/---

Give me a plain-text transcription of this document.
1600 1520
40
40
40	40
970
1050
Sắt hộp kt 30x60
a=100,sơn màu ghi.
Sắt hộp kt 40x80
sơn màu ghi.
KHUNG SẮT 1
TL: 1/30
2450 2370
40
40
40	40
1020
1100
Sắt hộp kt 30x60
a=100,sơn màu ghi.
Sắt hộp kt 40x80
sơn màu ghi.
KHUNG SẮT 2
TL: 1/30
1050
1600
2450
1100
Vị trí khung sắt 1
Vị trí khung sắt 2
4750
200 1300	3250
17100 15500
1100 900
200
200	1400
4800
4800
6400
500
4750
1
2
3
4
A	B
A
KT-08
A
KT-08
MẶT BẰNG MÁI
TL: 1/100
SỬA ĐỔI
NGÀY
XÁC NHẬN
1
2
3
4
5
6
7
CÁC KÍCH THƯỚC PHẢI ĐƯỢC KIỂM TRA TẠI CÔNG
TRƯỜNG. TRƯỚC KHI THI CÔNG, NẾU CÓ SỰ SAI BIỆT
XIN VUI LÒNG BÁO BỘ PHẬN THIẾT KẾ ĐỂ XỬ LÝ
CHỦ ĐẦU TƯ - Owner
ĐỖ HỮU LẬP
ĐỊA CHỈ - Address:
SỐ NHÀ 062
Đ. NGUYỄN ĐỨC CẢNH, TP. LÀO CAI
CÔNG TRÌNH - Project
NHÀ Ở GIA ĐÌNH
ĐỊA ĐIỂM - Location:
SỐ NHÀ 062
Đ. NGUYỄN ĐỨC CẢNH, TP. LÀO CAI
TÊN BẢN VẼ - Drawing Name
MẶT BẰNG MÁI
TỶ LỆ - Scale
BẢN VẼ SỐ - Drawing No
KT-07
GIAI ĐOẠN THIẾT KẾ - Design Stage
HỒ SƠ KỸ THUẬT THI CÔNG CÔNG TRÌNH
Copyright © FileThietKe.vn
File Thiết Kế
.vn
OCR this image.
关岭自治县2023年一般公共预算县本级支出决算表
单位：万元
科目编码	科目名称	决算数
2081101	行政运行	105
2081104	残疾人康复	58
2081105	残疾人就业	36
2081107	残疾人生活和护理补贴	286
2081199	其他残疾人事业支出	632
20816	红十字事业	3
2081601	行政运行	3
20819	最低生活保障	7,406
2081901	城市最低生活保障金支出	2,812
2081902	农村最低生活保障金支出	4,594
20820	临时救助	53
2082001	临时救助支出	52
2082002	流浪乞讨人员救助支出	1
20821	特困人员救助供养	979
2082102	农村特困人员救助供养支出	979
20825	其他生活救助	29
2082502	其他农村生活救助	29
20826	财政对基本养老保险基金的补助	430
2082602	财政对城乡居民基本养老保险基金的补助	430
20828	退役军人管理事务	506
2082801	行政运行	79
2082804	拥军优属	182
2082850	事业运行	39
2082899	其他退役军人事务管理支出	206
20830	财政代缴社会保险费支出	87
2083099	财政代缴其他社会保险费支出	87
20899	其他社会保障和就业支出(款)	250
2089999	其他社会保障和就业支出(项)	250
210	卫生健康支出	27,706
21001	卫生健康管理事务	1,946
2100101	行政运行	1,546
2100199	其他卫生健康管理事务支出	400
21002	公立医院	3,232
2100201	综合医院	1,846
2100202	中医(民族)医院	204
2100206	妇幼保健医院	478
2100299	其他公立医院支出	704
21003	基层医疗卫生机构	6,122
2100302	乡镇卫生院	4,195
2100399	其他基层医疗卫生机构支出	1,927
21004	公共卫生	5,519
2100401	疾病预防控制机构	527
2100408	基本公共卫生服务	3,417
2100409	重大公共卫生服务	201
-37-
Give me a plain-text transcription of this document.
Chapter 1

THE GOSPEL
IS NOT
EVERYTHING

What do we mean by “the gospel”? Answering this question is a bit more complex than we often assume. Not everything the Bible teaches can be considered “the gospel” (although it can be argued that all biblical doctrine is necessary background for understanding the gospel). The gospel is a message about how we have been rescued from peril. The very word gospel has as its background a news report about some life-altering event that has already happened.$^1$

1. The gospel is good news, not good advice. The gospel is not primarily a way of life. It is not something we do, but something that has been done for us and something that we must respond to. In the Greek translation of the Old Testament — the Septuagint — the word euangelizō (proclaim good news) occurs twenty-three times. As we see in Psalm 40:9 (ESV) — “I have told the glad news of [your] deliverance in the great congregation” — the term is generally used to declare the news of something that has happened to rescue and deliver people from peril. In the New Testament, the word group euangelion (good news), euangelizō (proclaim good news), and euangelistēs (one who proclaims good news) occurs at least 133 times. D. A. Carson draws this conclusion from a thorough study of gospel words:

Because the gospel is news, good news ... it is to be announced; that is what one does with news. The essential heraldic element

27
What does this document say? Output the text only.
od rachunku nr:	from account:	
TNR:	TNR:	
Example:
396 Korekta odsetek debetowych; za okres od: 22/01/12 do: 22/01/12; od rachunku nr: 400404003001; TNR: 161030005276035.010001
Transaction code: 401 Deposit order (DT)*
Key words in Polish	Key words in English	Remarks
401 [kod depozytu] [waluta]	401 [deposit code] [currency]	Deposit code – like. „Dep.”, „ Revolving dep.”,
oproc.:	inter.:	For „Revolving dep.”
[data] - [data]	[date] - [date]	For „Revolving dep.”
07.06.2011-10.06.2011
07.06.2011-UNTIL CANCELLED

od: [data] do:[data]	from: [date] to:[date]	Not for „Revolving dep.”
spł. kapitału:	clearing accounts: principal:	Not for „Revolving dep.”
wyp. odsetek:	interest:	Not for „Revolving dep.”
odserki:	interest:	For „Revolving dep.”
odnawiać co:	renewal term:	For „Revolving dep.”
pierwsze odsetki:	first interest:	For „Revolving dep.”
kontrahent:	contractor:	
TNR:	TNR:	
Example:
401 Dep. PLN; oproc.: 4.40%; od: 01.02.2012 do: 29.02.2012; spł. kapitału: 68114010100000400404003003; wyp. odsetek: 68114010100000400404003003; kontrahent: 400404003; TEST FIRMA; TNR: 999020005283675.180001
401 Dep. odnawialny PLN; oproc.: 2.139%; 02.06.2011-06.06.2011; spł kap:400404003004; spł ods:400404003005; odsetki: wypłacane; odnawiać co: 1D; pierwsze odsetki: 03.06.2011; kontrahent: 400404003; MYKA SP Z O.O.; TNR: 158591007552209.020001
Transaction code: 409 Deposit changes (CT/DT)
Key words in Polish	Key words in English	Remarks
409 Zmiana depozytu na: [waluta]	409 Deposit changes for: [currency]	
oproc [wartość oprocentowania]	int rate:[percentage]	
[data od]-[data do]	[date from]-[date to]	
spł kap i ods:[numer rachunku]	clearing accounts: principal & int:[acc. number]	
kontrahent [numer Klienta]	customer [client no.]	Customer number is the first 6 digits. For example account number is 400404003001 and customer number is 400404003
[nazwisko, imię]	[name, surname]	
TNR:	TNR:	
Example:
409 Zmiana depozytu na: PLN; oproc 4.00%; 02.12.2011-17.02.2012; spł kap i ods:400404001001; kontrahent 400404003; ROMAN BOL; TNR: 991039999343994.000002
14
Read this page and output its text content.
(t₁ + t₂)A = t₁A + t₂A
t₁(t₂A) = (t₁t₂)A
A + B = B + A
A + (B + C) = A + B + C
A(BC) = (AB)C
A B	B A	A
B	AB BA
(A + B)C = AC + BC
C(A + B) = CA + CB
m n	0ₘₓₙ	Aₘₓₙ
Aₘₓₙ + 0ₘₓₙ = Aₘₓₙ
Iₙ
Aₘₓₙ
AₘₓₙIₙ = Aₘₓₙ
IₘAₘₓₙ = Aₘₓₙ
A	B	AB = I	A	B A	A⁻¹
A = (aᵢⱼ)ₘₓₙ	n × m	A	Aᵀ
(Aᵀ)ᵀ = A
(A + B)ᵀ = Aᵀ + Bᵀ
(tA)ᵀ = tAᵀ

\---

* YOUR OBJECTIVE *
Scan the listing above. Gather each line that contains the word "clearing".

* FINAL RESULT *
spł. kapitału:	clearing accounts: principal:	Not for „Revolving dep.”
spł kap i ods:[numer rachunku]	clearing accounts: principal & int:[acc. number]	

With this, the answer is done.